▸ **EXERCISE GOAL**
No images are to be carried over; print all other material exactly as it stands.
────
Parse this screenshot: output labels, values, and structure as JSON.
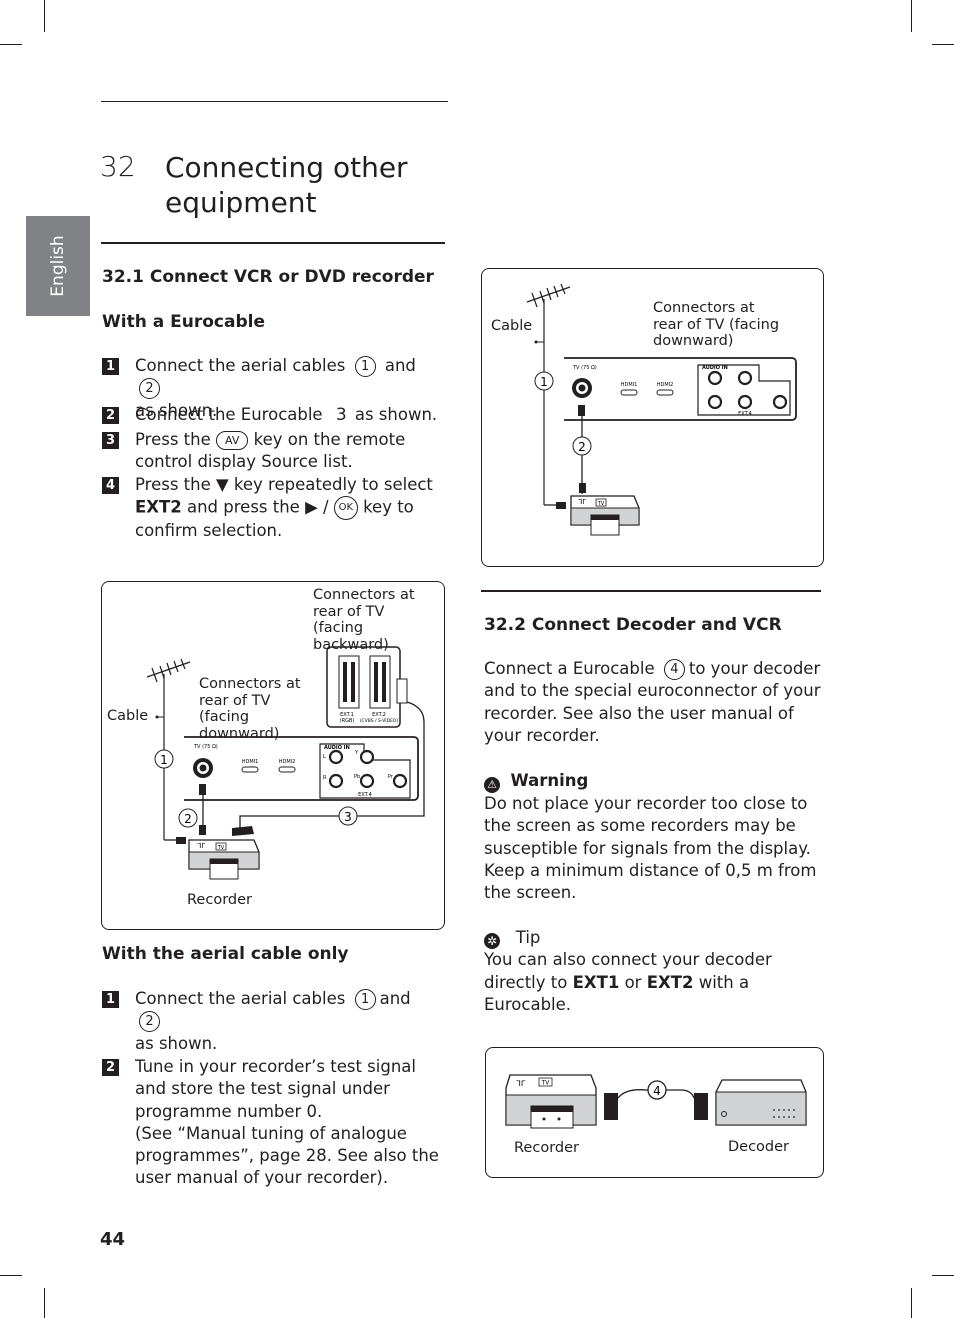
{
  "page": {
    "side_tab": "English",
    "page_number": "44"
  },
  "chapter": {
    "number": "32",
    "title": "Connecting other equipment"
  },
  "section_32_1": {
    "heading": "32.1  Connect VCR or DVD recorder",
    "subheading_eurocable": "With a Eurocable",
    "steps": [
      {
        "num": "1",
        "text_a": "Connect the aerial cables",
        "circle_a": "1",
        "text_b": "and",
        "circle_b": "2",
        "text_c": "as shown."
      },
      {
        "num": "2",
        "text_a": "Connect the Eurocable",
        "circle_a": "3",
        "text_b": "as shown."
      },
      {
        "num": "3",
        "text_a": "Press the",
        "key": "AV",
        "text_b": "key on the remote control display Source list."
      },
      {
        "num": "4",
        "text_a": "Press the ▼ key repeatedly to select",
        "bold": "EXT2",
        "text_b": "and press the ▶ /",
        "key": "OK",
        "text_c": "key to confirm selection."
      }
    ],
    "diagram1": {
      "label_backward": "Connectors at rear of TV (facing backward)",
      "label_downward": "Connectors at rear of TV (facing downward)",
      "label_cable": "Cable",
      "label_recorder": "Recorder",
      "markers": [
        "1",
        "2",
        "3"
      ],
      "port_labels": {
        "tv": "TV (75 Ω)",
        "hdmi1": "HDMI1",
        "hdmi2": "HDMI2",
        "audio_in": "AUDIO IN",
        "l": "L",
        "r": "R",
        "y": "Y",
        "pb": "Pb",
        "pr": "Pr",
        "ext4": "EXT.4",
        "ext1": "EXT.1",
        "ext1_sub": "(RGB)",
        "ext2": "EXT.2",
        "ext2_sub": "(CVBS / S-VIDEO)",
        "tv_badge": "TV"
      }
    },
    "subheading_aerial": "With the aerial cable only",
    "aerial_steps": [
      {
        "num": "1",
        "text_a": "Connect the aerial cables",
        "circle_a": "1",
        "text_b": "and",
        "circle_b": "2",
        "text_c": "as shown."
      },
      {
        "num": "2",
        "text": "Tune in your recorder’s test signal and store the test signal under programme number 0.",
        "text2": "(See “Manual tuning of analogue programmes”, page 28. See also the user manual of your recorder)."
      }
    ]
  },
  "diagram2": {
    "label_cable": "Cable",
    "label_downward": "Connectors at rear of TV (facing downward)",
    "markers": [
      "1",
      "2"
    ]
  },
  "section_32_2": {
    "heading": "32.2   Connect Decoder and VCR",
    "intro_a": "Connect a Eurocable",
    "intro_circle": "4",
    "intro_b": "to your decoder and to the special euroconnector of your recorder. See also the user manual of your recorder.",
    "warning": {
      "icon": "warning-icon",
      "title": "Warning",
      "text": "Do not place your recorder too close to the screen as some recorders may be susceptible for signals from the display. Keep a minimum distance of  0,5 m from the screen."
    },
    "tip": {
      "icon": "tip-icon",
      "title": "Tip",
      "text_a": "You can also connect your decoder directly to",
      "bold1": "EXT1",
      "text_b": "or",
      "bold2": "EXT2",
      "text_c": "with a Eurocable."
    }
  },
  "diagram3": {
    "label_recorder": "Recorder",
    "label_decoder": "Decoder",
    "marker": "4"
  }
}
────
▸ **SOLVED EXERCISE**
Parse this screenshot: output labels, values, and structure as JSON.
{
  "page": {
    "side_tab": "English",
    "page_number": "44"
  },
  "chapter": {
    "number": "32",
    "title": "Connecting other equipment"
  },
  "section_32_1": {
    "heading": "32.1  Connect VCR or DVD recorder",
    "subheading_eurocable": "With a Eurocable",
    "steps": [
      {
        "num": "1",
        "text_a": "Connect the aerial cables",
        "circle_a": "1",
        "text_b": "and",
        "circle_b": "2",
        "text_c": "as shown."
      },
      {
        "num": "2",
        "text_a": "Connect the Eurocable",
        "circle_a": "3",
        "text_b": "as shown."
      },
      {
        "num": "3",
        "text_a": "Press the",
        "key": "AV",
        "text_b": "key on the remote control display Source list."
      },
      {
        "num": "4",
        "text_a": "Press the ▼ key repeatedly to select",
        "bold": "EXT2",
        "text_b": "and press the ▶ /",
        "key": "OK",
        "text_c": "key to confirm selection."
      }
    ],
    "diagram1": {
      "label_backward": "Connectors at rear of TV (facing backward)",
      "label_downward": "Connectors at rear of TV (facing downward)",
      "label_cable": "Cable",
      "label_recorder": "Recorder",
      "markers": [
        "1",
        "2",
        "3"
      ],
      "port_labels": {
        "tv": "TV (75 Ω)",
        "hdmi1": "HDMI1",
        "hdmi2": "HDMI2",
        "audio_in": "AUDIO IN",
        "l": "L",
        "r": "R",
        "y": "Y",
        "pb": "Pb",
        "pr": "Pr",
        "ext4": "EXT.4",
        "ext1": "EXT.1",
        "ext1_sub": "(RGB)",
        "ext2": "EXT.2",
        "ext2_sub": "(CVBS / S-VIDEO)",
        "tv_badge": "TV"
      }
    },
    "subheading_aerial": "With the aerial cable only",
    "aerial_steps": [
      {
        "num": "1",
        "text_a": "Connect the aerial cables",
        "circle_a": "1",
        "text_b": "and",
        "circle_b": "2",
        "text_c": "as shown."
      },
      {
        "num": "2",
        "text": "Tune in your recorder’s test signal and store the test signal under programme number 0.",
        "text2": "(See “Manual tuning of analogue programmes”, page 28. See also the user manual of your recorder)."
      }
    ]
  },
  "diagram2": {
    "label_cable": "Cable",
    "label_downward": "Connectors at rear of TV (facing downward)",
    "markers": [
      "1",
      "2"
    ]
  },
  "section_32_2": {
    "heading": "32.2   Connect Decoder and VCR",
    "intro_a": "Connect a Eurocable",
    "intro_circle": "4",
    "intro_b": "to your decoder and to the special euroconnector of your recorder. See also the user manual of your recorder.",
    "warning": {
      "icon": "warning-icon",
      "title": "Warning",
      "text": "Do not place your recorder too close to the screen as some recorders may be susceptible for signals from the display. Keep a minimum distance of  0,5 m from the screen."
    },
    "tip": {
      "icon": "tip-icon",
      "title": "Tip",
      "text_a": "You can also connect your decoder directly to",
      "bold1": "EXT1",
      "text_b": "or",
      "bold2": "EXT2",
      "text_c": "with a Eurocable."
    }
  },
  "diagram3": {
    "label_recorder": "Recorder",
    "label_decoder": "Decoder",
    "marker": "4"
  }
}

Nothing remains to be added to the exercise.